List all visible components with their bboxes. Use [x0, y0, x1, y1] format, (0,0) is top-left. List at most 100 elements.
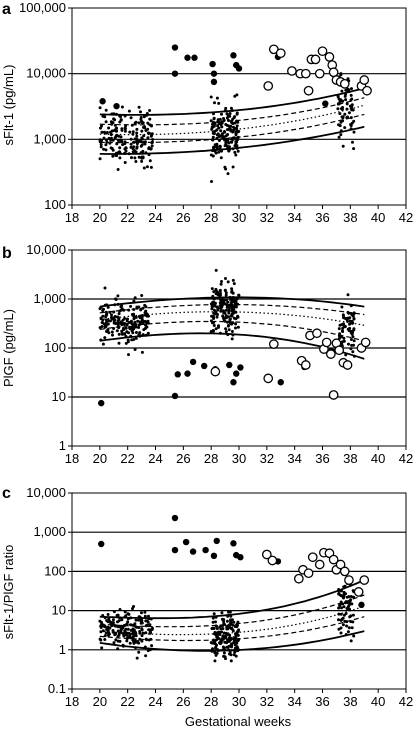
- filled-case-point: [210, 70, 218, 77]
- open-case-point: [339, 78, 350, 89]
- control-point: [100, 320, 104, 324]
- control-point: [211, 294, 215, 298]
- control-point: [339, 129, 343, 133]
- control-point: [146, 127, 150, 131]
- axis-layer: 100 1,000 10,000 100,000 18 20 22 24 26 28 30 32 34 3…: [19, 0, 413, 225]
- control-point: [222, 631, 226, 635]
- control-point: [124, 124, 128, 128]
- x-tick-label: 38: [343, 451, 357, 466]
- control-point: [99, 305, 103, 309]
- control-point: [352, 343, 355, 347]
- control-point: [114, 129, 118, 133]
- control-point: [209, 119, 213, 123]
- control-point: [342, 590, 346, 594]
- filled-case-point: [184, 54, 191, 61]
- control-point: [138, 631, 142, 635]
- control-point: [113, 318, 116, 322]
- control-point: [119, 305, 123, 309]
- x-tick-label: 36: [315, 694, 329, 709]
- control-point: [99, 624, 103, 628]
- control-point: [117, 316, 121, 320]
- filled-case-point: [213, 537, 220, 545]
- control-point: [220, 112, 223, 116]
- filled-case-point: [171, 392, 179, 400]
- x-tick-label: 24: [148, 694, 162, 709]
- control-point: [220, 624, 224, 628]
- control-point: [220, 617, 224, 621]
- control-point: [352, 339, 356, 343]
- control-point: [122, 322, 126, 326]
- control-point: [339, 107, 343, 111]
- control-point: [134, 331, 138, 334]
- control-point: [337, 102, 340, 106]
- control-point: [141, 631, 145, 635]
- open-case-point: [261, 549, 272, 560]
- x-tick-label: 22: [120, 694, 134, 709]
- control-point: [147, 628, 151, 632]
- control-point: [116, 302, 120, 306]
- control-point: [139, 116, 143, 119]
- control-point: [127, 331, 130, 335]
- control-point: [125, 322, 129, 326]
- control-point: [234, 153, 238, 157]
- control-point: [111, 138, 115, 142]
- filled-case-point: [171, 70, 179, 77]
- control-point: [148, 117, 152, 121]
- control-point: [347, 603, 351, 607]
- control-point: [228, 295, 232, 299]
- control-point: [137, 121, 141, 125]
- panel-a: a sFlt-1 (pg/mL) 100 1,000 10,000 100,000 18…: [1, 0, 413, 225]
- control-point: [119, 135, 123, 139]
- control-point: [142, 328, 146, 332]
- open-case-point: [321, 337, 332, 348]
- control-point: [339, 612, 343, 616]
- control-point: [231, 333, 235, 337]
- control-point: [106, 613, 110, 616]
- x-tick-label: 30: [232, 451, 246, 466]
- control-point: [234, 130, 238, 134]
- control-point: [338, 124, 342, 128]
- control-point: [336, 107, 340, 111]
- open-case-point: [344, 575, 354, 585]
- x-tick-label: 32: [260, 210, 274, 225]
- control-point: [98, 106, 102, 110]
- control-point: [232, 116, 236, 120]
- control-point: [115, 329, 119, 333]
- control-point: [104, 138, 108, 142]
- control-point: [211, 149, 215, 153]
- x-axis-label: Gestational weeks: [185, 714, 292, 729]
- control-point: [145, 112, 149, 115]
- control-point: [108, 619, 111, 623]
- control-point: [144, 309, 148, 313]
- open-case-point: [325, 349, 336, 359]
- filled-case-point: [113, 102, 120, 110]
- control-point: [129, 623, 132, 627]
- control-point: [121, 643, 125, 647]
- x-tick-label: 26: [176, 694, 190, 709]
- control-point: [221, 309, 225, 313]
- control-point: [230, 330, 234, 333]
- data-points: [98, 44, 372, 183]
- control-point: [230, 109, 234, 112]
- control-point: [226, 300, 230, 304]
- open-case-point: [300, 68, 311, 79]
- control-point: [142, 166, 146, 170]
- control-point: [219, 641, 223, 644]
- control-point: [118, 608, 122, 611]
- control-point: [109, 319, 112, 323]
- control-point: [233, 150, 237, 154]
- control-point: [115, 142, 119, 146]
- control-point: [134, 646, 137, 650]
- control-point: [219, 309, 223, 313]
- control-point: [125, 631, 129, 635]
- control-point: [236, 629, 240, 633]
- control-point: [109, 130, 112, 134]
- control-point: [122, 328, 126, 332]
- control-point: [352, 354, 356, 358]
- control-point: [113, 303, 117, 307]
- control-point: [123, 615, 127, 619]
- control-point: [220, 149, 223, 153]
- control-point: [337, 135, 341, 139]
- control-point: [101, 114, 105, 118]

....

• WHAT IS REQUIRED:
Edit the data above by replacing each "control-point" with "control-marker", keeping everything else the same, and leave the pictures out of your answer.

• REPLY:
List all visible components with their bboxes. Use [x0, y0, x1, y1] format, (0,0) is top-left. List at most 100 elements.
- filled-case-point: [210, 70, 218, 77]
- open-case-point: [339, 78, 350, 89]
- control-marker: [100, 320, 104, 324]
- control-marker: [211, 294, 215, 298]
- control-marker: [339, 129, 343, 133]
- control-marker: [146, 127, 150, 131]
- axis-layer: 100 1,000 10,000 100,000 18 20 22 24 26 28 30 32 34 3…: [19, 0, 413, 225]
- control-marker: [222, 631, 226, 635]
- control-marker: [124, 124, 128, 128]
- x-tick-label: 38: [343, 451, 357, 466]
- control-marker: [99, 305, 103, 309]
- control-marker: [352, 343, 355, 347]
- control-marker: [114, 129, 118, 133]
- control-marker: [209, 119, 213, 123]
- control-marker: [342, 590, 346, 594]
- filled-case-point: [184, 54, 191, 61]
- control-marker: [138, 631, 142, 635]
- control-marker: [113, 318, 116, 322]
- control-marker: [119, 305, 123, 309]
- x-tick-label: 36: [315, 694, 329, 709]
- control-marker: [99, 624, 103, 628]
- control-marker: [117, 316, 121, 320]
- filled-case-point: [213, 537, 220, 545]
- control-marker: [220, 112, 223, 116]
- filled-case-point: [171, 392, 179, 400]
- x-tick-label: 24: [148, 694, 162, 709]
- control-marker: [220, 624, 224, 628]
- control-marker: [220, 617, 224, 621]
- control-marker: [352, 339, 356, 343]
- control-marker: [122, 322, 126, 326]
- control-marker: [339, 107, 343, 111]
- control-marker: [134, 331, 138, 334]
- control-marker: [337, 102, 340, 106]
- control-marker: [141, 631, 145, 635]
- open-case-point: [261, 549, 272, 560]
- x-tick-label: 22: [120, 694, 134, 709]
- control-marker: [147, 628, 151, 632]
- control-marker: [116, 302, 120, 306]
- control-marker: [139, 116, 143, 119]
- control-marker: [127, 331, 130, 335]
- control-marker: [125, 322, 129, 326]
- control-marker: [234, 153, 238, 157]
- control-marker: [111, 138, 115, 142]
- filled-case-point: [171, 70, 179, 77]
- control-marker: [148, 117, 152, 121]
- control-marker: [347, 603, 351, 607]
- control-marker: [228, 295, 232, 299]
- control-marker: [137, 121, 141, 125]
- panel-a: a sFlt-1 (pg/mL) 100 1,000 10,000 100,000 18…: [1, 0, 413, 225]
- control-marker: [119, 135, 123, 139]
- control-marker: [142, 328, 146, 332]
- open-case-point: [321, 337, 332, 348]
- control-marker: [339, 612, 343, 616]
- control-marker: [231, 333, 235, 337]
- control-marker: [106, 613, 110, 616]
- x-tick-label: 30: [232, 451, 246, 466]
- control-marker: [234, 130, 238, 134]
- control-marker: [338, 124, 342, 128]
- control-marker: [336, 107, 340, 111]
- open-case-point: [344, 575, 354, 585]
- x-tick-label: 32: [260, 210, 274, 225]
- control-marker: [98, 106, 102, 110]
- control-marker: [232, 116, 236, 120]
- control-marker: [115, 329, 119, 333]
- control-marker: [104, 138, 108, 142]
- control-marker: [211, 149, 215, 153]
- x-axis-label: Gestational weeks: [185, 714, 292, 729]
- control-marker: [145, 112, 149, 115]
- control-marker: [108, 619, 111, 623]
- control-marker: [144, 309, 148, 313]
- open-case-point: [325, 349, 336, 359]
- filled-case-point: [113, 102, 120, 110]
- control-marker: [129, 623, 132, 627]
- control-marker: [121, 643, 125, 647]
- x-tick-label: 26: [176, 694, 190, 709]
- control-marker: [221, 309, 225, 313]
- control-marker: [230, 330, 234, 333]
- data-points: [98, 44, 372, 183]
- control-marker: [230, 109, 234, 112]
- control-marker: [226, 300, 230, 304]
- open-case-point: [300, 68, 311, 79]
- control-marker: [142, 166, 146, 170]
- control-marker: [219, 641, 223, 644]
- control-marker: [118, 608, 122, 611]
- control-marker: [109, 319, 112, 323]
- control-marker: [233, 150, 237, 154]
- control-marker: [115, 142, 119, 146]
- control-marker: [134, 646, 137, 650]
- control-marker: [219, 309, 223, 313]
- control-marker: [125, 631, 129, 635]
- control-marker: [236, 629, 240, 633]
- control-marker: [109, 130, 112, 134]
- control-marker: [122, 328, 126, 332]
- control-marker: [352, 354, 356, 358]
- control-marker: [113, 303, 117, 307]
- control-marker: [123, 615, 127, 619]
- control-marker: [220, 149, 223, 153]
- control-marker: [337, 135, 341, 139]
- control-marker: [101, 114, 105, 118]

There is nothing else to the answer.